Material provided start
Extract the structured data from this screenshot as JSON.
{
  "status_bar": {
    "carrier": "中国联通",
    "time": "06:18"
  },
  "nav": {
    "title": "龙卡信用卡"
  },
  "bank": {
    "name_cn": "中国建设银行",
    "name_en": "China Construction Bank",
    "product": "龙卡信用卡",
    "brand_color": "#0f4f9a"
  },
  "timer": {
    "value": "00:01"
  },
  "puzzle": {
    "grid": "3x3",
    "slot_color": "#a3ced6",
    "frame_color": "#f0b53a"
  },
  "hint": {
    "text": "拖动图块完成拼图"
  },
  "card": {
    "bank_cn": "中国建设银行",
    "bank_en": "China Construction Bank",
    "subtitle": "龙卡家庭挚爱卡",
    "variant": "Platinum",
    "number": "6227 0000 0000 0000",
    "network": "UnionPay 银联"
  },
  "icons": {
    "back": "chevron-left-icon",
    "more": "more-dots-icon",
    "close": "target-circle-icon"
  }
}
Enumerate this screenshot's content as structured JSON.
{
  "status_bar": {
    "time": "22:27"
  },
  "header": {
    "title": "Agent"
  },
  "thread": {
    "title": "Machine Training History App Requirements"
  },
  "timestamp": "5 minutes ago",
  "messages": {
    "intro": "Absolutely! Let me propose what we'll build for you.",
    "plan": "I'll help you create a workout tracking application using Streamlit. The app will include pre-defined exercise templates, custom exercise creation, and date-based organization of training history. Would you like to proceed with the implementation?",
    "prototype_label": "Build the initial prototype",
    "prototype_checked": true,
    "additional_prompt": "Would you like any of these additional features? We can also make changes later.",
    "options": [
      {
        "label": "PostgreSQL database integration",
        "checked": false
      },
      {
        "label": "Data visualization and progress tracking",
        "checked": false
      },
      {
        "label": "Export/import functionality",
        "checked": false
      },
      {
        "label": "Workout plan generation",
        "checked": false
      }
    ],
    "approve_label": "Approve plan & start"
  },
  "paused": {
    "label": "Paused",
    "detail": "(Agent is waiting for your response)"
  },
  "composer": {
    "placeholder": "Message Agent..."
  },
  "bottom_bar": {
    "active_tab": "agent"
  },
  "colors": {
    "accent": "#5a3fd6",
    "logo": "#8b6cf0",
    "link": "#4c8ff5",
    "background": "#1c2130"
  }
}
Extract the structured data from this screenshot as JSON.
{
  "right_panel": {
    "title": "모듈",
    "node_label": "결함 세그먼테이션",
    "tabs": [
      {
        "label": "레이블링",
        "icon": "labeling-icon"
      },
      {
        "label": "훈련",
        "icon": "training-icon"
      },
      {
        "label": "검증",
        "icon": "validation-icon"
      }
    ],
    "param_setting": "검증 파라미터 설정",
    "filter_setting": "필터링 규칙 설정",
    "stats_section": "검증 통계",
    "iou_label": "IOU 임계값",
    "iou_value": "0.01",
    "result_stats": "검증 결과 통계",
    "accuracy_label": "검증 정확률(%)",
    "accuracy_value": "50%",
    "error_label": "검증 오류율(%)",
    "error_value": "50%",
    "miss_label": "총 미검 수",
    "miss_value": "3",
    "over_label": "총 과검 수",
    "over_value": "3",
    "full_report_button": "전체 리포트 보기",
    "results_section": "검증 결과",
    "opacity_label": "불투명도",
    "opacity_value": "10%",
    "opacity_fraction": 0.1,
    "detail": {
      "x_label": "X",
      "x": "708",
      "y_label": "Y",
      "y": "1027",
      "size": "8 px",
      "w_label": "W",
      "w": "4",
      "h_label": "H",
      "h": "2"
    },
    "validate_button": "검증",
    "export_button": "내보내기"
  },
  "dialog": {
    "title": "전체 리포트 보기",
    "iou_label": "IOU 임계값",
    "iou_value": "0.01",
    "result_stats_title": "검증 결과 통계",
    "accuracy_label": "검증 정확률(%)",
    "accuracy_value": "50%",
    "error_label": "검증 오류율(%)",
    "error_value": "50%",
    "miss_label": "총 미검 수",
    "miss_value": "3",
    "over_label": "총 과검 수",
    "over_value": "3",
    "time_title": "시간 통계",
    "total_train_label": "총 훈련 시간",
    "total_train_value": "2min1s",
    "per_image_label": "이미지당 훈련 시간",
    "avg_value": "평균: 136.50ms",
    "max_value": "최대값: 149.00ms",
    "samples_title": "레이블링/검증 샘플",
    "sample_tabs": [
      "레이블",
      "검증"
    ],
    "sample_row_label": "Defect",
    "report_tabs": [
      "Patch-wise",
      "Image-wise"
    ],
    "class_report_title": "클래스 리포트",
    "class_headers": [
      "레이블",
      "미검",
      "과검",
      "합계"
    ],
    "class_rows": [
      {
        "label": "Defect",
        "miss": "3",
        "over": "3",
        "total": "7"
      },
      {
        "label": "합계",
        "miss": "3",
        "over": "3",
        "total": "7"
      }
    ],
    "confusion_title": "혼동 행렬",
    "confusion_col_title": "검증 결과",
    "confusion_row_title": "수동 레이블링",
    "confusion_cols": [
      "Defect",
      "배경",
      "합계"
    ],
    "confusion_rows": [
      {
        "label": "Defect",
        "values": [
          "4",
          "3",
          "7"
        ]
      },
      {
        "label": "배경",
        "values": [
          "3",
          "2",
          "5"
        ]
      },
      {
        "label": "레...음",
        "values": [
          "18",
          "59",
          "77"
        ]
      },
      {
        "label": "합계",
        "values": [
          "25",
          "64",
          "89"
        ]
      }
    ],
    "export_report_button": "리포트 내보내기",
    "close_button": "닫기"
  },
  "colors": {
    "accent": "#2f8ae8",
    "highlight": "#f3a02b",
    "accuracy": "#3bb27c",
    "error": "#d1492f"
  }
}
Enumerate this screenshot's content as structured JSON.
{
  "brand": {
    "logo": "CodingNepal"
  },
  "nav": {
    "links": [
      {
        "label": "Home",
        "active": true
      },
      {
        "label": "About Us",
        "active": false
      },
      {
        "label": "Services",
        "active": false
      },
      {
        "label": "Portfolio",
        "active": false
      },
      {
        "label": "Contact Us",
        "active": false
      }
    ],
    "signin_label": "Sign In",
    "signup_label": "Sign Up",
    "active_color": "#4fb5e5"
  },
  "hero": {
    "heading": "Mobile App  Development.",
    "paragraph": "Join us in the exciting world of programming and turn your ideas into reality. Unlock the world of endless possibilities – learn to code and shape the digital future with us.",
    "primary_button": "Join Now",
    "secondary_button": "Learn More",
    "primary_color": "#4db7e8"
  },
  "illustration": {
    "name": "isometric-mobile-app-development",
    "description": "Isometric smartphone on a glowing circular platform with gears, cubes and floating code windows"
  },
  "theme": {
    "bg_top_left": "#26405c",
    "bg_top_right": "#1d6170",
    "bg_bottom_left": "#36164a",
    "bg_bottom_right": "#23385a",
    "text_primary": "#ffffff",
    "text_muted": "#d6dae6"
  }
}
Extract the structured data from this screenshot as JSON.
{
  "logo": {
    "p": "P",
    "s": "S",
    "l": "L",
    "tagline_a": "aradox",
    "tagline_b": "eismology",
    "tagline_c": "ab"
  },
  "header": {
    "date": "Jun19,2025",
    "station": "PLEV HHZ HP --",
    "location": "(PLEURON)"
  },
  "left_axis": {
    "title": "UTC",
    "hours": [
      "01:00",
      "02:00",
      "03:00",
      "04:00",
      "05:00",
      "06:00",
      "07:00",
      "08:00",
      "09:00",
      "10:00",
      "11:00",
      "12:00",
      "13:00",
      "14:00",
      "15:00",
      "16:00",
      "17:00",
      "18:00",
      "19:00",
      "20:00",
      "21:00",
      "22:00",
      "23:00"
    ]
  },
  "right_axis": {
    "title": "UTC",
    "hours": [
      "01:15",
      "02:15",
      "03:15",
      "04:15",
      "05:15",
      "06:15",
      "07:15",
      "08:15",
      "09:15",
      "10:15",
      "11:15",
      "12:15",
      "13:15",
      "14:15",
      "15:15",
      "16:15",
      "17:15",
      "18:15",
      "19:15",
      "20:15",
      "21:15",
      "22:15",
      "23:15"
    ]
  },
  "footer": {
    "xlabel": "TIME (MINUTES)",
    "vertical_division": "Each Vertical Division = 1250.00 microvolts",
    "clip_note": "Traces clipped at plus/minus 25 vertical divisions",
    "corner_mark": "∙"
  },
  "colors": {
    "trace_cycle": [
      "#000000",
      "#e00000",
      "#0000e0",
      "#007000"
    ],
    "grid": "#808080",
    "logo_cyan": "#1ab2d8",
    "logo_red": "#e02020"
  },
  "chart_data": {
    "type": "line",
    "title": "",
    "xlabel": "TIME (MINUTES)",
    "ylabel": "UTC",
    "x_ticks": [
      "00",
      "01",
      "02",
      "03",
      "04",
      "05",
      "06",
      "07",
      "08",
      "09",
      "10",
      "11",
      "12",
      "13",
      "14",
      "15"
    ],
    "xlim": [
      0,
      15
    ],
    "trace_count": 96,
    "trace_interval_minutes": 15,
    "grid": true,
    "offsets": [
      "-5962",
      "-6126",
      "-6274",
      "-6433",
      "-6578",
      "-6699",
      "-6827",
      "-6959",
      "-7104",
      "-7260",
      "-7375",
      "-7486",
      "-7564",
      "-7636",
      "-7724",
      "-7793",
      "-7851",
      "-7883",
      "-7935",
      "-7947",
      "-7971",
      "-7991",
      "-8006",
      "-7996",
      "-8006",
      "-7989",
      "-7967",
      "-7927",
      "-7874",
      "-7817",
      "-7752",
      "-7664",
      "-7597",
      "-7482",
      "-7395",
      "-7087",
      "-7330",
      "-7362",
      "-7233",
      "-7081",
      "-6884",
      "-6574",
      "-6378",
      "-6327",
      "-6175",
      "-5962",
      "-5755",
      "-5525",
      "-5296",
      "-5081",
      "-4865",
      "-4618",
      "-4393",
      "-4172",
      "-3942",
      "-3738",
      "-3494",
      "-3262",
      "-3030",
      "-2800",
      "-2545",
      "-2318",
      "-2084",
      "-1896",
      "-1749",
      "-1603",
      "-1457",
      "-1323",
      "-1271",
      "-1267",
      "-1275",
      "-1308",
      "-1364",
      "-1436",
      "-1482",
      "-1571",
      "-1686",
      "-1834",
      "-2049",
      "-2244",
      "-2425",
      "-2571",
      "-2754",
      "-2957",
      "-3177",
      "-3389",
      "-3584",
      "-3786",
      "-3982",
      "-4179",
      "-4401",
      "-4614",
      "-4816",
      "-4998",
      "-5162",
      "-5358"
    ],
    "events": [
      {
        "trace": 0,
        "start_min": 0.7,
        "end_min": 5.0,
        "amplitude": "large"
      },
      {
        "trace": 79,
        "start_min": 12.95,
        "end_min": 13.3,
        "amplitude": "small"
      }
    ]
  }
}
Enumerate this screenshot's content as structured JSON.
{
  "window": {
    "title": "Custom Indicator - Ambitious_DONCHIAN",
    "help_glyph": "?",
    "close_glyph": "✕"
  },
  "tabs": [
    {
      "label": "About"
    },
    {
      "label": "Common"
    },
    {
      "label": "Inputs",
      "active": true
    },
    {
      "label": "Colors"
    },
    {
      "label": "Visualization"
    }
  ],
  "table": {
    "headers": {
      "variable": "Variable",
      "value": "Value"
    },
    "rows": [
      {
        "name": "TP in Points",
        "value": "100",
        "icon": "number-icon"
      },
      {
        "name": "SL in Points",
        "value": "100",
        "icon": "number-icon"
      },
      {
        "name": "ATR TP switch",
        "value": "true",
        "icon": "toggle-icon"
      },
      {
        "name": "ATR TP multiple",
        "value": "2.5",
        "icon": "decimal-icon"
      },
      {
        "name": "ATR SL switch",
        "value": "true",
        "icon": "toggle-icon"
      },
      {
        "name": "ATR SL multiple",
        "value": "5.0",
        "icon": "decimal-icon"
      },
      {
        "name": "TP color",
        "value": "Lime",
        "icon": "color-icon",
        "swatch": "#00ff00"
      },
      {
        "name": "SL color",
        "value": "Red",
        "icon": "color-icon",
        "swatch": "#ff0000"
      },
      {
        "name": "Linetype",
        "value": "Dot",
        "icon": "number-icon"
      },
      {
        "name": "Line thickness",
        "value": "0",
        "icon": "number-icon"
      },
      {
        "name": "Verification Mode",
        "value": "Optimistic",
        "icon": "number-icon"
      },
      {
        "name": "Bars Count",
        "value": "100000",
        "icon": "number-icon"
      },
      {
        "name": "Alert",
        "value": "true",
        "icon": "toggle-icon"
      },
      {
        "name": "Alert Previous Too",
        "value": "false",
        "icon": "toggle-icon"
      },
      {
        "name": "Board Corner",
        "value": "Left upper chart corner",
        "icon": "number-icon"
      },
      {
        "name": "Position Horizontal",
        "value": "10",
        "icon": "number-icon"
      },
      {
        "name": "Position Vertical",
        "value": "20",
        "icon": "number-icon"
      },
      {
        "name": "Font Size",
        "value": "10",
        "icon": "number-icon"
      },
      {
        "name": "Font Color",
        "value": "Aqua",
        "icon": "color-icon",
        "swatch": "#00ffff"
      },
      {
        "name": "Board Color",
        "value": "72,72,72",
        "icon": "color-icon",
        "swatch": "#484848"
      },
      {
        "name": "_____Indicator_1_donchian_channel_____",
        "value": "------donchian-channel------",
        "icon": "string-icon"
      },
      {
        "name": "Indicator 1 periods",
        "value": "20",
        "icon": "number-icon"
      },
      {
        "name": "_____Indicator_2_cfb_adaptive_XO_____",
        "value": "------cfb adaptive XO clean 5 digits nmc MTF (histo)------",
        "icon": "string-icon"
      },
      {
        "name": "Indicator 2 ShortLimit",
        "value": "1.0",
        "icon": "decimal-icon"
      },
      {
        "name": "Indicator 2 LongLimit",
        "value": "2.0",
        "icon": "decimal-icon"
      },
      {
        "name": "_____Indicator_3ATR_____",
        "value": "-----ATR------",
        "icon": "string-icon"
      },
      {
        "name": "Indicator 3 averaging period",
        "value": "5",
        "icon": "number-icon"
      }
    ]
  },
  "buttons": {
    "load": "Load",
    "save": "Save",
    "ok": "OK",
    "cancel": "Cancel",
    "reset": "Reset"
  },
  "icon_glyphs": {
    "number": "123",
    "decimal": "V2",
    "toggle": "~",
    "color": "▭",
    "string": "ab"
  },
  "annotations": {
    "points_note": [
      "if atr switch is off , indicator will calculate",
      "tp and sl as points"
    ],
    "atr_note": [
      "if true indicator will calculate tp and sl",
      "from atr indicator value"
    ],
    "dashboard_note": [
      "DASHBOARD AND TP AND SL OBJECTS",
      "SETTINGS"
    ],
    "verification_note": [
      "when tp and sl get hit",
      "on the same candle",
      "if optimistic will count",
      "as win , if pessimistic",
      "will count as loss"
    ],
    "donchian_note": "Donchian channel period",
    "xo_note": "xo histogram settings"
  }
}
Material provided end
## What to produce
How many lines in the listing above contain the string "switch"? Answer with the number only.

## Reply
3